-- Instructions for the task --
Give the number of lines containing the word "Bits", and nothing else.

-- Provided data --
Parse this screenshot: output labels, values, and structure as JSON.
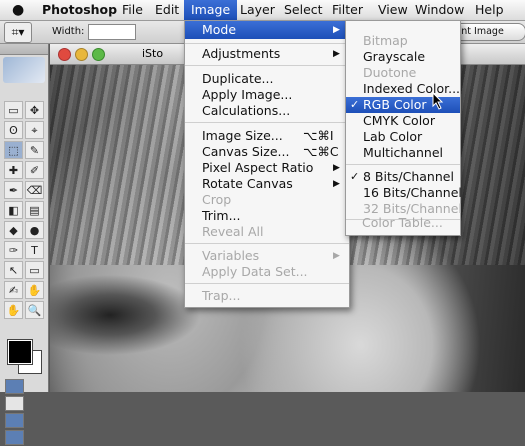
{
  "menubar": {
    "apple": "",
    "items": [
      "Photoshop",
      "File",
      "Edit",
      "Image",
      "Layer",
      "Select",
      "Filter",
      "View",
      "Window",
      "Help"
    ]
  },
  "options": {
    "width_label": "Width:",
    "front_image": "Front Image"
  },
  "document": {
    "title": "iSto"
  },
  "image_menu": {
    "mode": "Mode",
    "adjustments": "Adjustments",
    "duplicate": "Duplicate...",
    "apply_image": "Apply Image...",
    "calculations": "Calculations...",
    "image_size": "Image Size...",
    "image_size_sc": "⌥⌘I",
    "canvas_size": "Canvas Size...",
    "canvas_size_sc": "⌥⌘C",
    "pixel_aspect": "Pixel Aspect Ratio",
    "rotate_canvas": "Rotate Canvas",
    "crop": "Crop",
    "trim": "Trim...",
    "reveal_all": "Reveal All",
    "variables": "Variables",
    "apply_data_set": "Apply Data Set...",
    "trap": "Trap..."
  },
  "mode_menu": {
    "bitmap": "Bitmap",
    "grayscale": "Grayscale",
    "duotone": "Duotone",
    "indexed": "Indexed Color...",
    "rgb": "RGB Color",
    "cmyk": "CMYK Color",
    "lab": "Lab Color",
    "multichannel": "Multichannel",
    "bits8": "8 Bits/Channel",
    "bits16": "16 Bits/Channel",
    "bits32": "32 Bits/Channel",
    "color_table": "Color Table..."
  },
  "toolbox": {
    "tools": [
      "▭",
      "✥",
      "ʘ",
      "⌖",
      "⬚",
      "✎",
      "✚",
      "✐",
      "✒",
      "⌫",
      "◧",
      "▤",
      "◆",
      "●",
      "✑",
      "T",
      "↖",
      "▭",
      "✍",
      "✋",
      "✋",
      "🔍"
    ]
  }
}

-- Expected answer --
3